• [WRITTEN PROBLEM]: Among the lines below, count those containing the word "Scales". Give the number only.

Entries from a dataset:
....

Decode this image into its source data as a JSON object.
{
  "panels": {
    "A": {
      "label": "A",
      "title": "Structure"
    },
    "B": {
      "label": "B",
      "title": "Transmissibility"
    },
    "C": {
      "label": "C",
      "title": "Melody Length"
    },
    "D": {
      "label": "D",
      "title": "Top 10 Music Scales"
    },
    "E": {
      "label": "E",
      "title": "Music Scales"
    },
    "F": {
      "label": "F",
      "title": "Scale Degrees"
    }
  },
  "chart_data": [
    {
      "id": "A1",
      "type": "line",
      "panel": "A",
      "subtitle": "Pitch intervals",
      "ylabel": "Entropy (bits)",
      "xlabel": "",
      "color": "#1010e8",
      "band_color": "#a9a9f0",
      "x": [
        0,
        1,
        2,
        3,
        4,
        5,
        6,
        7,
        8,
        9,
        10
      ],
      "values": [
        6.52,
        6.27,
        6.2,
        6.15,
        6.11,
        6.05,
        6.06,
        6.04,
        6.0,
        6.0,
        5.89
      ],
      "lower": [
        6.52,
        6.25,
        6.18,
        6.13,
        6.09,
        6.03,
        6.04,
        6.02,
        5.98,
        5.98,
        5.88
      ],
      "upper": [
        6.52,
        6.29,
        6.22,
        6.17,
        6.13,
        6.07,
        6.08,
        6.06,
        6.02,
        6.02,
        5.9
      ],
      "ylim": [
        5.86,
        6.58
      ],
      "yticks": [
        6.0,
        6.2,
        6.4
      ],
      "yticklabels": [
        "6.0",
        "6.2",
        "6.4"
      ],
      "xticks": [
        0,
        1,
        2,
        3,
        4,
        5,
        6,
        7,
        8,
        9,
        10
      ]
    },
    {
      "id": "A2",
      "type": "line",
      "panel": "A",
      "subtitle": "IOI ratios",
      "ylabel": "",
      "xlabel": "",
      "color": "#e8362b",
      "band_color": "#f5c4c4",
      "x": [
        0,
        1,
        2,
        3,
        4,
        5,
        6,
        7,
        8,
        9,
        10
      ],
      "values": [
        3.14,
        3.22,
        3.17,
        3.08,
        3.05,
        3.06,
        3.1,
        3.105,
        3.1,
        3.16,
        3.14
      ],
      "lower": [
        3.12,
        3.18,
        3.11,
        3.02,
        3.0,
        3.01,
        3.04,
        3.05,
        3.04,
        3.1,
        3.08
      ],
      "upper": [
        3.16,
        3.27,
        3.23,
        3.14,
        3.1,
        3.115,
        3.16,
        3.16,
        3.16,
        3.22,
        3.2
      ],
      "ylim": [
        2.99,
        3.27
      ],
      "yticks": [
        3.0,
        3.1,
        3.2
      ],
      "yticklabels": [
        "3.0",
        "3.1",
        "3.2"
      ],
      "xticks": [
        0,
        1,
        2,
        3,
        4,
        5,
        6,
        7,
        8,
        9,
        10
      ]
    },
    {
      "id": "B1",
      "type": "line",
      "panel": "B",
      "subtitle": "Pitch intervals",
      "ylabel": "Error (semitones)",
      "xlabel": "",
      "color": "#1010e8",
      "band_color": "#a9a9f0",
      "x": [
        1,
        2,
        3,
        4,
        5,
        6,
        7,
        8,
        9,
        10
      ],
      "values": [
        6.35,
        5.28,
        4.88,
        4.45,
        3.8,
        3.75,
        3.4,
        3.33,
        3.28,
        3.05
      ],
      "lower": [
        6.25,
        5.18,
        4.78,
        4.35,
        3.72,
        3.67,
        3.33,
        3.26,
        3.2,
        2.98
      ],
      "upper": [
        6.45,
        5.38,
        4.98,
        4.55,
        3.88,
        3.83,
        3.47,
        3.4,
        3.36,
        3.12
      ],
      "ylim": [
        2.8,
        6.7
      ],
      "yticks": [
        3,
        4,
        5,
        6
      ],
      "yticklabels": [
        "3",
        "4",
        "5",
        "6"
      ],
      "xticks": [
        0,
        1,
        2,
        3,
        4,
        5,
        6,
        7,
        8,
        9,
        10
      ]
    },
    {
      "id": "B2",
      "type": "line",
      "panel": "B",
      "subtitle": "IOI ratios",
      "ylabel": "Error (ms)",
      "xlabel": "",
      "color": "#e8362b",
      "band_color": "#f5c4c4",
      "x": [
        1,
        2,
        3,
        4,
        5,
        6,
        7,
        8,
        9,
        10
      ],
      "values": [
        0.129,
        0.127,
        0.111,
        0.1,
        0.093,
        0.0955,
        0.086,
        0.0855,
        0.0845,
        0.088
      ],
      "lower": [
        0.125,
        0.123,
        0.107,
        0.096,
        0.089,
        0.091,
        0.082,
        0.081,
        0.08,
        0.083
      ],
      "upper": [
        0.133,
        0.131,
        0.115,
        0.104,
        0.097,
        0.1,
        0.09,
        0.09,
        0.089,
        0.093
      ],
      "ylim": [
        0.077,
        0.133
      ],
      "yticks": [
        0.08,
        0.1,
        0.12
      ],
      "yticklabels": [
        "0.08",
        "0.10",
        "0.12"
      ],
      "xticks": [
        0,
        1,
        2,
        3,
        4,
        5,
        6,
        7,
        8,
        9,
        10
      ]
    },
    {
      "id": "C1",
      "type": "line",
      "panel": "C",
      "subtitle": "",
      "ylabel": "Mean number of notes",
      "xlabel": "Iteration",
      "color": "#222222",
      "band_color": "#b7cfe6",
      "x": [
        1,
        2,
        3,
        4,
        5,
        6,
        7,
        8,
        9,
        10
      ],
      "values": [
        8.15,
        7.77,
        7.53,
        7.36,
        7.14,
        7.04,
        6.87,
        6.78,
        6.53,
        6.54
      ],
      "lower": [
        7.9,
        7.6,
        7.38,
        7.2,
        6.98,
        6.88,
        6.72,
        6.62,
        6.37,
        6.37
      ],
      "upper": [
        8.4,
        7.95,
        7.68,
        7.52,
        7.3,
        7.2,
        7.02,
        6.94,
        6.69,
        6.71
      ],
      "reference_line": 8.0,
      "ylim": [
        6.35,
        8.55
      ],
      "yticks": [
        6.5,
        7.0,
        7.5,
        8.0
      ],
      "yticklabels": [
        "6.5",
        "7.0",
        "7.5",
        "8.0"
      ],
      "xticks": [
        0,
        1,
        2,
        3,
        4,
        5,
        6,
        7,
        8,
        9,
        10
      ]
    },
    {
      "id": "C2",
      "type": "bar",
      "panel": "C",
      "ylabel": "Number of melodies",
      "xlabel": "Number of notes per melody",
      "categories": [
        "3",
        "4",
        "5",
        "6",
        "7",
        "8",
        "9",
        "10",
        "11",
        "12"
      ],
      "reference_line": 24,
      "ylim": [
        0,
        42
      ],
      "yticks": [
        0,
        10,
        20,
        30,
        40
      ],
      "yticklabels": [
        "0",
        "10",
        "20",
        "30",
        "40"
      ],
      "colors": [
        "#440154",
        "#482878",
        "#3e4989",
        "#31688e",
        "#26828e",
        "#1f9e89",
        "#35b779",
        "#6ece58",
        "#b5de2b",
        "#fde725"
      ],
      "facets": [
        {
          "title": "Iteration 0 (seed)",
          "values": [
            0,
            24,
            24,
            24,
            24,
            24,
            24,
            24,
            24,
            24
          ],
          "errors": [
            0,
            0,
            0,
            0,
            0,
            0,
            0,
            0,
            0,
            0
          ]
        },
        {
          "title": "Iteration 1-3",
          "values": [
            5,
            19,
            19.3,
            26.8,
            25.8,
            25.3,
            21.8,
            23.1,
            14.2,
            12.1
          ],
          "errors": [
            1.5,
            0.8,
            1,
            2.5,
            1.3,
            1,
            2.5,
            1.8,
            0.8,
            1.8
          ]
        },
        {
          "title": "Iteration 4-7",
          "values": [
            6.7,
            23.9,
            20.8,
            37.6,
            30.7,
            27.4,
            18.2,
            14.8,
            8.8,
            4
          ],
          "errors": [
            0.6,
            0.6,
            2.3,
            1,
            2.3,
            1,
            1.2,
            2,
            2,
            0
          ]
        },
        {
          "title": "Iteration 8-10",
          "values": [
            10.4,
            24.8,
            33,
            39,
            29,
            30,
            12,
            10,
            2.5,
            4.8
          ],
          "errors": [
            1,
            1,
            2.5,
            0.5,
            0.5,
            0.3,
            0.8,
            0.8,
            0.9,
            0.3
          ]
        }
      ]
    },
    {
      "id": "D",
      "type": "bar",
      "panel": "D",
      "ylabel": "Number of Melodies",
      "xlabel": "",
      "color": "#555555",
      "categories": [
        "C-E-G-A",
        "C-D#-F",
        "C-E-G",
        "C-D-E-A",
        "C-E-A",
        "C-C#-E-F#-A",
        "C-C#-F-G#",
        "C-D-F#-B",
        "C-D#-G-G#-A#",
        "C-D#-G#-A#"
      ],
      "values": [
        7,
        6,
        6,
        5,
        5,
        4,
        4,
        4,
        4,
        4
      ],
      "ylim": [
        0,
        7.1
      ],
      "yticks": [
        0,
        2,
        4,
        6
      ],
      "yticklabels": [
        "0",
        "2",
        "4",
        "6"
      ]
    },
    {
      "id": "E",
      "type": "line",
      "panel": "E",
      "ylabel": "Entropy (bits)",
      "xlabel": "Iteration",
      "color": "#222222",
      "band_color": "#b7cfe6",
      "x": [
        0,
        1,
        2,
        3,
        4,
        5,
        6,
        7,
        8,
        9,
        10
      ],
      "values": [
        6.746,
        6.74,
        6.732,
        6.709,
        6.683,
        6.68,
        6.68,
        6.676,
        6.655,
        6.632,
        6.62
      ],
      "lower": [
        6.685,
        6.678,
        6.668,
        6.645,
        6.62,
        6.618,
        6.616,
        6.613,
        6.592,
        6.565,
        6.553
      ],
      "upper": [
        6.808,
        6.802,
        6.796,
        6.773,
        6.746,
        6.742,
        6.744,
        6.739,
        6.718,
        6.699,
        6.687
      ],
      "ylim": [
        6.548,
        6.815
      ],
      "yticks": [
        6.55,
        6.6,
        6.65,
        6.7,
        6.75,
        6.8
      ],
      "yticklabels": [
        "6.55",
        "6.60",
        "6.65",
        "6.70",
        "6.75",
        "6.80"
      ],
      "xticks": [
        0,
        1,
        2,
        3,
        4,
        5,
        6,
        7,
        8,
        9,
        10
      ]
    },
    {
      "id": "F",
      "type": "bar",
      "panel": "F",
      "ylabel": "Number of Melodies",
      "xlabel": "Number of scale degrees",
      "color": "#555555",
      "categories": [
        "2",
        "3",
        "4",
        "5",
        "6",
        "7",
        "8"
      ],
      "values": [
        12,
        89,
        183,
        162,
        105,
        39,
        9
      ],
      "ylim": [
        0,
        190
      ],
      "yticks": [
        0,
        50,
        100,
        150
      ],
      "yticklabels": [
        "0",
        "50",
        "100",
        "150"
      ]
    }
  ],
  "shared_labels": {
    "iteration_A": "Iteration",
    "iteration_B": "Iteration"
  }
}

....

• [SOLUTION FOR THIS TASK]: 2